[start Material for this task]

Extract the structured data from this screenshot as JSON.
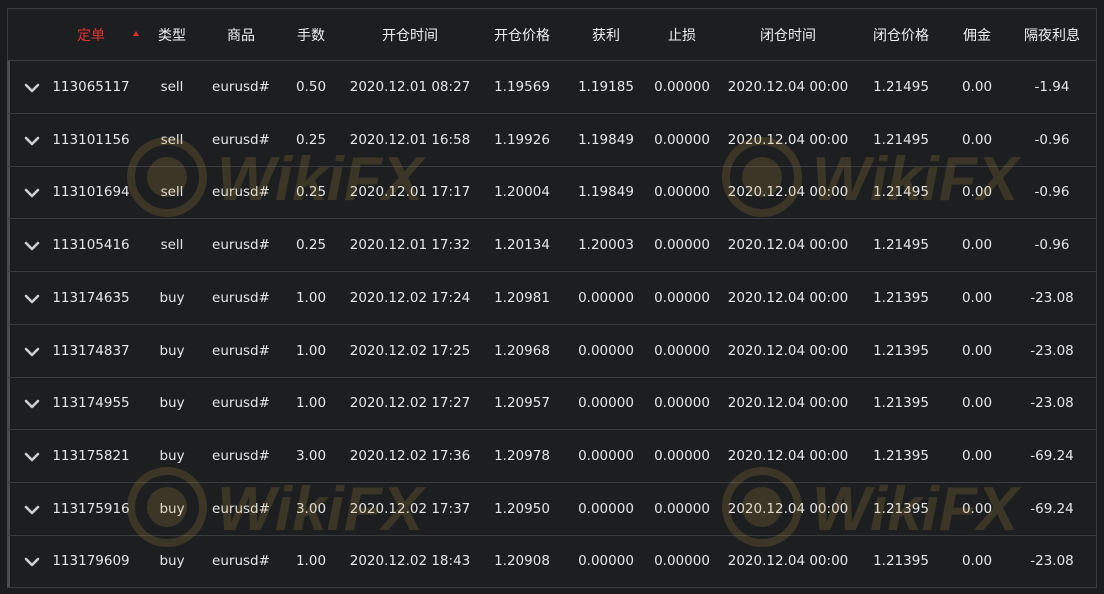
{
  "header": {
    "columns": [
      "定单",
      "类型",
      "商品",
      "手数",
      "开仓时间",
      "开仓价格",
      "获利",
      "止损",
      "闭仓时间",
      "闭仓价格",
      "佣金",
      "隔夜利息"
    ],
    "sort_icon": "sort-up-icon",
    "active_color": "#e03131"
  },
  "rows": [
    [
      "113065117",
      "sell",
      "eurusd#",
      "0.50",
      "2020.12.01 08:27",
      "1.19569",
      "1.19185",
      "0.00000",
      "2020.12.04 00:00",
      "1.21495",
      "0.00",
      "-1.94"
    ],
    [
      "113101156",
      "sell",
      "eurusd#",
      "0.25",
      "2020.12.01 16:58",
      "1.19926",
      "1.19849",
      "0.00000",
      "2020.12.04 00:00",
      "1.21495",
      "0.00",
      "-0.96"
    ],
    [
      "113101694",
      "sell",
      "eurusd#",
      "0.25",
      "2020.12.01 17:17",
      "1.20004",
      "1.19849",
      "0.00000",
      "2020.12.04 00:00",
      "1.21495",
      "0.00",
      "-0.96"
    ],
    [
      "113105416",
      "sell",
      "eurusd#",
      "0.25",
      "2020.12.01 17:32",
      "1.20134",
      "1.20003",
      "0.00000",
      "2020.12.04 00:00",
      "1.21495",
      "0.00",
      "-0.96"
    ],
    [
      "113174635",
      "buy",
      "eurusd#",
      "1.00",
      "2020.12.02 17:24",
      "1.20981",
      "0.00000",
      "0.00000",
      "2020.12.04 00:00",
      "1.21395",
      "0.00",
      "-23.08"
    ],
    [
      "113174837",
      "buy",
      "eurusd#",
      "1.00",
      "2020.12.02 17:25",
      "1.20968",
      "0.00000",
      "0.00000",
      "2020.12.04 00:00",
      "1.21395",
      "0.00",
      "-23.08"
    ],
    [
      "113174955",
      "buy",
      "eurusd#",
      "1.00",
      "2020.12.02 17:27",
      "1.20957",
      "0.00000",
      "0.00000",
      "2020.12.04 00:00",
      "1.21395",
      "0.00",
      "-23.08"
    ],
    [
      "113175821",
      "buy",
      "eurusd#",
      "3.00",
      "2020.12.02 17:36",
      "1.20978",
      "0.00000",
      "0.00000",
      "2020.12.04 00:00",
      "1.21395",
      "0.00",
      "-69.24"
    ],
    [
      "113175916",
      "buy",
      "eurusd#",
      "3.00",
      "2020.12.02 17:37",
      "1.20950",
      "0.00000",
      "0.00000",
      "2020.12.04 00:00",
      "1.21395",
      "0.00",
      "-69.24"
    ],
    [
      "113179609",
      "buy",
      "eurusd#",
      "1.00",
      "2020.12.02 18:43",
      "1.20908",
      "0.00000",
      "0.00000",
      "2020.12.04 00:00",
      "1.21395",
      "0.00",
      "-23.08"
    ]
  ],
  "row_icon": "chevron-down-icon",
  "watermark": {
    "text": "WikiFX",
    "icon": "wikifx-logo-icon"
  }
}
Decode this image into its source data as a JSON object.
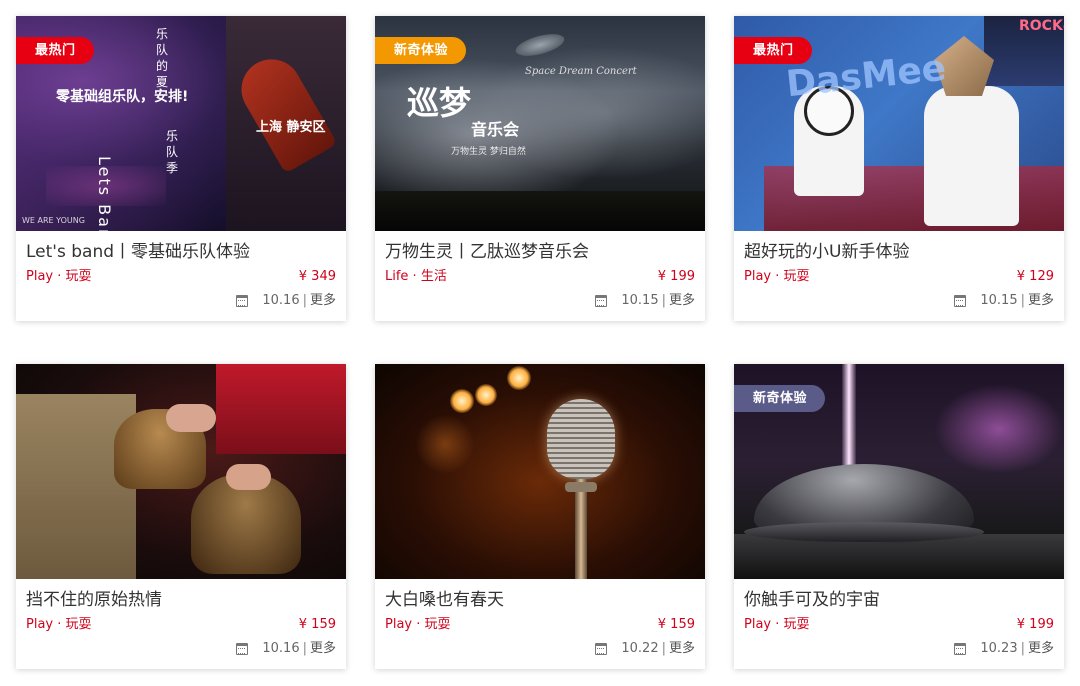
{
  "icons": {
    "calendar": "calendar-icon"
  },
  "colors": {
    "accent": "#d0021b",
    "tag_hot": "#e60012",
    "tag_new": "#f39800",
    "tag_new_dark": "#5b5b8a"
  },
  "cards": [
    {
      "title": "Let's band丨零基础乐队体验",
      "category": "Play · 玩耍",
      "price": "¥ 349",
      "date": "10.16",
      "more": "更多",
      "tag": "最热门",
      "overlay": {
        "line1": "零基础组乐队，安排!",
        "line2": "乐队的夏",
        "line3": "上海 静安区",
        "line4": "Lets Band",
        "line5": "WE ARE YOUNG",
        "line6": "乐队季"
      }
    },
    {
      "title": "万物生灵丨乙肽巡梦音乐会",
      "category": "Life · 生活",
      "price": "¥ 199",
      "date": "10.15",
      "more": "更多",
      "tag": "新奇体验",
      "overlay": {
        "line1": "巡梦",
        "line2": "音乐会",
        "line3": "万物生灵 梦归自然",
        "line4": "Space Dream Concert"
      }
    },
    {
      "title": "超好玩的小U新手体验",
      "category": "Play · 玩耍",
      "price": "¥ 129",
      "date": "10.15",
      "more": "更多",
      "tag": "最热门",
      "overlay": {
        "line1": "DasMee",
        "line2": "ROCK&"
      }
    },
    {
      "title": "挡不住的原始热情",
      "category": "Play · 玩耍",
      "price": "¥ 159",
      "date": "10.16",
      "more": "更多",
      "tag": ""
    },
    {
      "title": "大白嗓也有春天",
      "category": "Play · 玩耍",
      "price": "¥ 159",
      "date": "10.22",
      "more": "更多",
      "tag": ""
    },
    {
      "title": "你触手可及的宇宙",
      "category": "Play · 玩耍",
      "price": "¥ 199",
      "date": "10.23",
      "more": "更多",
      "tag": "新奇体验"
    }
  ]
}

[end Material for this task]

- Exercise requirements
Omit the pictures and write out the lines above from the one with "Decode this image" through the last, unchanged.

- Reply to the exercise
Decode this image into its source data as a JSON object.
{
  "icons": {
    "calendar": "calendar-icon"
  },
  "colors": {
    "accent": "#d0021b",
    "tag_hot": "#e60012",
    "tag_new": "#f39800",
    "tag_new_dark": "#5b5b8a"
  },
  "cards": [
    {
      "title": "Let's band丨零基础乐队体验",
      "category": "Play · 玩耍",
      "price": "¥ 349",
      "date": "10.16",
      "more": "更多",
      "tag": "最热门",
      "overlay": {
        "line1": "零基础组乐队，安排!",
        "line2": "乐队的夏",
        "line3": "上海 静安区",
        "line4": "Lets Band",
        "line5": "WE ARE YOUNG",
        "line6": "乐队季"
      }
    },
    {
      "title": "万物生灵丨乙肽巡梦音乐会",
      "category": "Life · 生活",
      "price": "¥ 199",
      "date": "10.15",
      "more": "更多",
      "tag": "新奇体验",
      "overlay": {
        "line1": "巡梦",
        "line2": "音乐会",
        "line3": "万物生灵 梦归自然",
        "line4": "Space Dream Concert"
      }
    },
    {
      "title": "超好玩的小U新手体验",
      "category": "Play · 玩耍",
      "price": "¥ 129",
      "date": "10.15",
      "more": "更多",
      "tag": "最热门",
      "overlay": {
        "line1": "DasMee",
        "line2": "ROCK&"
      }
    },
    {
      "title": "挡不住的原始热情",
      "category": "Play · 玩耍",
      "price": "¥ 159",
      "date": "10.16",
      "more": "更多",
      "tag": ""
    },
    {
      "title": "大白嗓也有春天",
      "category": "Play · 玩耍",
      "price": "¥ 159",
      "date": "10.22",
      "more": "更多",
      "tag": ""
    },
    {
      "title": "你触手可及的宇宙",
      "category": "Play · 玩耍",
      "price": "¥ 199",
      "date": "10.23",
      "more": "更多",
      "tag": "新奇体验"
    }
  ]
}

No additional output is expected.